Your objective:
All entries, exactly as written, should be output again.

#####

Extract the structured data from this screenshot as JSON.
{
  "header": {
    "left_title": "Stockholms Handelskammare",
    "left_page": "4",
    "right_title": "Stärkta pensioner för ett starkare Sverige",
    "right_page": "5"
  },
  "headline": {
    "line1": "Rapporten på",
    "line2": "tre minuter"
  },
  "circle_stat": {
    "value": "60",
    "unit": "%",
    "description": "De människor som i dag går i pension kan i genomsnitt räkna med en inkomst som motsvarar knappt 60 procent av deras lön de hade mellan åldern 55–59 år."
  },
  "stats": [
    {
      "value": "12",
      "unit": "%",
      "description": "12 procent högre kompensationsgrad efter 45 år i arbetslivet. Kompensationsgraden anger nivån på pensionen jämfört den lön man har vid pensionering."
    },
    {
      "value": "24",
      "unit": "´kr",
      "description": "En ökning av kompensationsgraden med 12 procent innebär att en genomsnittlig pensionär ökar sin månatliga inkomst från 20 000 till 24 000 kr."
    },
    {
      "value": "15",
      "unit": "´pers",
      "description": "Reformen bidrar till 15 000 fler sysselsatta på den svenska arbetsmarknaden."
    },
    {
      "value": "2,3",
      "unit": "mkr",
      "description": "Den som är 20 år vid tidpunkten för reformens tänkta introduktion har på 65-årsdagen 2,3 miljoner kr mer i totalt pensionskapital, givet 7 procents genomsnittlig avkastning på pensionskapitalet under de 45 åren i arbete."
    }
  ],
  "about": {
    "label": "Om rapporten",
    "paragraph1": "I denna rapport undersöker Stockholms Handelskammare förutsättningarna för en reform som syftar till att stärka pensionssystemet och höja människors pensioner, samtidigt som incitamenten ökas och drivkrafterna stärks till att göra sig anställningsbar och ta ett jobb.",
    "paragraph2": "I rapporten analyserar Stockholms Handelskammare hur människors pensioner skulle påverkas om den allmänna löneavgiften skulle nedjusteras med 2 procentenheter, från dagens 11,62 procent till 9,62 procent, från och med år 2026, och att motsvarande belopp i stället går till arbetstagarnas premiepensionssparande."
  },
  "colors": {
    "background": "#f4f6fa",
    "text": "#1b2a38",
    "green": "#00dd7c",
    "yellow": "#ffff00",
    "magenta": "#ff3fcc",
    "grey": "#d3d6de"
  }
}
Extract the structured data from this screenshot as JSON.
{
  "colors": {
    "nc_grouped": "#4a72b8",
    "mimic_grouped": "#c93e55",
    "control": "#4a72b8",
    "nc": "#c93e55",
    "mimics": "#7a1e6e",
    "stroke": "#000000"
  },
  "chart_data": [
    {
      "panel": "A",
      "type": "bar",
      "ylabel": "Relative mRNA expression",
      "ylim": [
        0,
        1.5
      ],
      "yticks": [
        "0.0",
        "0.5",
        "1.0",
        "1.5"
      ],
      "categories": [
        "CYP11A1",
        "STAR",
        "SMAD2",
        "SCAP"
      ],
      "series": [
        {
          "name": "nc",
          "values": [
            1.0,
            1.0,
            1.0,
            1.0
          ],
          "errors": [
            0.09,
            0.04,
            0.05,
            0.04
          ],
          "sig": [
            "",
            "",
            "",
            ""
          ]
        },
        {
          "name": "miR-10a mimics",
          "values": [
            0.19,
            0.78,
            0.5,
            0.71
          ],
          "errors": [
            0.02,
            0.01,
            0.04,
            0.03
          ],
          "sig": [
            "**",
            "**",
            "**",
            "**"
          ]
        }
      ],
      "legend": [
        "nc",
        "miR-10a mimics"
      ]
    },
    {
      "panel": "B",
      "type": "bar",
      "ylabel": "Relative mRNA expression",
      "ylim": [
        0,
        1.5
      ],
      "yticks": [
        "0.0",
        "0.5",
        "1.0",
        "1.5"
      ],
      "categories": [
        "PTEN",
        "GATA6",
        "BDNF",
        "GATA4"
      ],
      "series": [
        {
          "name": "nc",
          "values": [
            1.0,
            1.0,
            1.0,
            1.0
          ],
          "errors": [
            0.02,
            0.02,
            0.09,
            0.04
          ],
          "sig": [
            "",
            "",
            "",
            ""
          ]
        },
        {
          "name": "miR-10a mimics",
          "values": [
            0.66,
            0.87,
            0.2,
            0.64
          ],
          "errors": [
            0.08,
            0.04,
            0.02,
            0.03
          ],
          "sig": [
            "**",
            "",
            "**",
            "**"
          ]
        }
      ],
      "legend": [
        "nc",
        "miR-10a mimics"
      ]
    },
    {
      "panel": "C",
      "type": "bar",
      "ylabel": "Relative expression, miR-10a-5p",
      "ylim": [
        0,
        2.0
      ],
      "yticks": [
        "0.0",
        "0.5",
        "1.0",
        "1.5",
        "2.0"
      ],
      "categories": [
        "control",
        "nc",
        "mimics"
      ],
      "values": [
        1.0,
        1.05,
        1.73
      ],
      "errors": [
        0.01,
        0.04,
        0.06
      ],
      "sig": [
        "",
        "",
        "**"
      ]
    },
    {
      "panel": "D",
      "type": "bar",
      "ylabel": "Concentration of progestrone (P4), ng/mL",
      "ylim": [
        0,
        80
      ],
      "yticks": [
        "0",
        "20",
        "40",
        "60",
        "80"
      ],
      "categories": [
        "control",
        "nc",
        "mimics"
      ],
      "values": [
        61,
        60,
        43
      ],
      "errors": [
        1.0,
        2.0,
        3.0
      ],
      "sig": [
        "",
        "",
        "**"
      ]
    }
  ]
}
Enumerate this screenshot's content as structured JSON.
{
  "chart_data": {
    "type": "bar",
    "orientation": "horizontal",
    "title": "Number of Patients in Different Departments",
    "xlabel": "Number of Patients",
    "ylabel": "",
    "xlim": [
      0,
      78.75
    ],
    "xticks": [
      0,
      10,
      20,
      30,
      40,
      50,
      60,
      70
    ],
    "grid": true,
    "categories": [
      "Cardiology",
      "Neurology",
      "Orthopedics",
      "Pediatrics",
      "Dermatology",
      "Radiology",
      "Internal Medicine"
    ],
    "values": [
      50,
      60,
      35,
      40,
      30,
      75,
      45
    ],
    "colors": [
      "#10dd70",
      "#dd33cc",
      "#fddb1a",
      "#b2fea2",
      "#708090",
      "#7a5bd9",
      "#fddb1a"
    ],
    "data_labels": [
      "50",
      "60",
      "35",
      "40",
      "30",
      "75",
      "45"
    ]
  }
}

#####

Task answer:
Extract the structured data from this screenshot as JSON.
{
  "header": {
    "left_title": "Stockholms Handelskammare",
    "left_page": "4",
    "right_title": "Stärkta pensioner för ett starkare Sverige",
    "right_page": "5"
  },
  "headline": {
    "line1": "Rapporten på",
    "line2": "tre minuter"
  },
  "circle_stat": {
    "value": "60",
    "unit": "%",
    "description": "De människor som i dag går i pension kan i genomsnitt räkna med en inkomst som motsvarar knappt 60 procent av deras lön de hade mellan åldern 55–59 år."
  },
  "stats": [
    {
      "value": "12",
      "unit": "%",
      "description": "12 procent högre kompensationsgrad efter 45 år i arbetslivet. Kompensationsgraden anger nivån på pensionen jämfört den lön man har vid pensionering."
    },
    {
      "value": "24",
      "unit": "´kr",
      "description": "En ökning av kompensationsgraden med 12 procent innebär att en genomsnittlig pensionär ökar sin månatliga inkomst från 20 000 till 24 000 kr."
    },
    {
      "value": "15",
      "unit": "´pers",
      "description": "Reformen bidrar till 15 000 fler sysselsatta på den svenska arbetsmarknaden."
    },
    {
      "value": "2,3",
      "unit": "mkr",
      "description": "Den som är 20 år vid tidpunkten för reformens tänkta introduktion har på 65-årsdagen 2,3 miljoner kr mer i totalt pensionskapital, givet 7 procents genomsnittlig avkastning på pensionskapitalet under de 45 åren i arbete."
    }
  ],
  "about": {
    "label": "Om rapporten",
    "paragraph1": "I denna rapport undersöker Stockholms Handelskammare förutsättningarna för en reform som syftar till att stärka pensionssystemet och höja människors pensioner, samtidigt som incitamenten ökas och drivkrafterna stärks till att göra sig anställningsbar och ta ett jobb.",
    "paragraph2": "I rapporten analyserar Stockholms Handelskammare hur människors pensioner skulle påverkas om den allmänna löneavgiften skulle nedjusteras med 2 procentenheter, från dagens 11,62 procent till 9,62 procent, från och med år 2026, och att motsvarande belopp i stället går till arbetstagarnas premiepensionssparande."
  },
  "colors": {
    "background": "#f4f6fa",
    "text": "#1b2a38",
    "green": "#00dd7c",
    "yellow": "#ffff00",
    "magenta": "#ff3fcc",
    "grey": "#d3d6de"
  }
}
Extract the structured data from this screenshot as JSON.
{
  "colors": {
    "nc_grouped": "#4a72b8",
    "mimic_grouped": "#c93e55",
    "control": "#4a72b8",
    "nc": "#c93e55",
    "mimics": "#7a1e6e",
    "stroke": "#000000"
  },
  "chart_data": [
    {
      "panel": "A",
      "type": "bar",
      "ylabel": "Relative mRNA expression",
      "ylim": [
        0,
        1.5
      ],
      "yticks": [
        "0.0",
        "0.5",
        "1.0",
        "1.5"
      ],
      "categories": [
        "CYP11A1",
        "STAR",
        "SMAD2",
        "SCAP"
      ],
      "series": [
        {
          "name": "nc",
          "values": [
            1.0,
            1.0,
            1.0,
            1.0
          ],
          "errors": [
            0.09,
            0.04,
            0.05,
            0.04
          ],
          "sig": [
            "",
            "",
            "",
            ""
          ]
        },
        {
          "name": "miR-10a mimics",
          "values": [
            0.19,
            0.78,
            0.5,
            0.71
          ],
          "errors": [
            0.02,
            0.01,
            0.04,
            0.03
          ],
          "sig": [
            "**",
            "**",
            "**",
            "**"
          ]
        }
      ],
      "legend": [
        "nc",
        "miR-10a mimics"
      ]
    },
    {
      "panel": "B",
      "type": "bar",
      "ylabel": "Relative mRNA expression",
      "ylim": [
        0,
        1.5
      ],
      "yticks": [
        "0.0",
        "0.5",
        "1.0",
        "1.5"
      ],
      "categories": [
        "PTEN",
        "GATA6",
        "BDNF",
        "GATA4"
      ],
      "series": [
        {
          "name": "nc",
          "values": [
            1.0,
            1.0,
            1.0,
            1.0
          ],
          "errors": [
            0.02,
            0.02,
            0.09,
            0.04
          ],
          "sig": [
            "",
            "",
            "",
            ""
          ]
        },
        {
          "name": "miR-10a mimics",
          "values": [
            0.66,
            0.87,
            0.2,
            0.64
          ],
          "errors": [
            0.08,
            0.04,
            0.02,
            0.03
          ],
          "sig": [
            "**",
            "",
            "**",
            "**"
          ]
        }
      ],
      "legend": [
        "nc",
        "miR-10a mimics"
      ]
    },
    {
      "panel": "C",
      "type": "bar",
      "ylabel": "Relative expression, miR-10a-5p",
      "ylim": [
        0,
        2.0
      ],
      "yticks": [
        "0.0",
        "0.5",
        "1.0",
        "1.5",
        "2.0"
      ],
      "categories": [
        "control",
        "nc",
        "mimics"
      ],
      "values": [
        1.0,
        1.05,
        1.73
      ],
      "errors": [
        0.01,
        0.04,
        0.06
      ],
      "sig": [
        "",
        "",
        "**"
      ]
    },
    {
      "panel": "D",
      "type": "bar",
      "ylabel": "Concentration of progestrone (P4), ng/mL",
      "ylim": [
        0,
        80
      ],
      "yticks": [
        "0",
        "20",
        "40",
        "60",
        "80"
      ],
      "categories": [
        "control",
        "nc",
        "mimics"
      ],
      "values": [
        61,
        60,
        43
      ],
      "errors": [
        1.0,
        2.0,
        3.0
      ],
      "sig": [
        "",
        "",
        "**"
      ]
    }
  ]
}
Enumerate this screenshot's content as structured JSON.
{
  "chart_data": {
    "type": "bar",
    "orientation": "horizontal",
    "title": "Number of Patients in Different Departments",
    "xlabel": "Number of Patients",
    "ylabel": "",
    "xlim": [
      0,
      78.75
    ],
    "xticks": [
      0,
      10,
      20,
      30,
      40,
      50,
      60,
      70
    ],
    "grid": true,
    "categories": [
      "Cardiology",
      "Neurology",
      "Orthopedics",
      "Pediatrics",
      "Dermatology",
      "Radiology",
      "Internal Medicine"
    ],
    "values": [
      50,
      60,
      35,
      40,
      30,
      75,
      45
    ],
    "colors": [
      "#10dd70",
      "#dd33cc",
      "#fddb1a",
      "#b2fea2",
      "#708090",
      "#7a5bd9",
      "#fddb1a"
    ],
    "data_labels": [
      "50",
      "60",
      "35",
      "40",
      "30",
      "75",
      "45"
    ]
  }
}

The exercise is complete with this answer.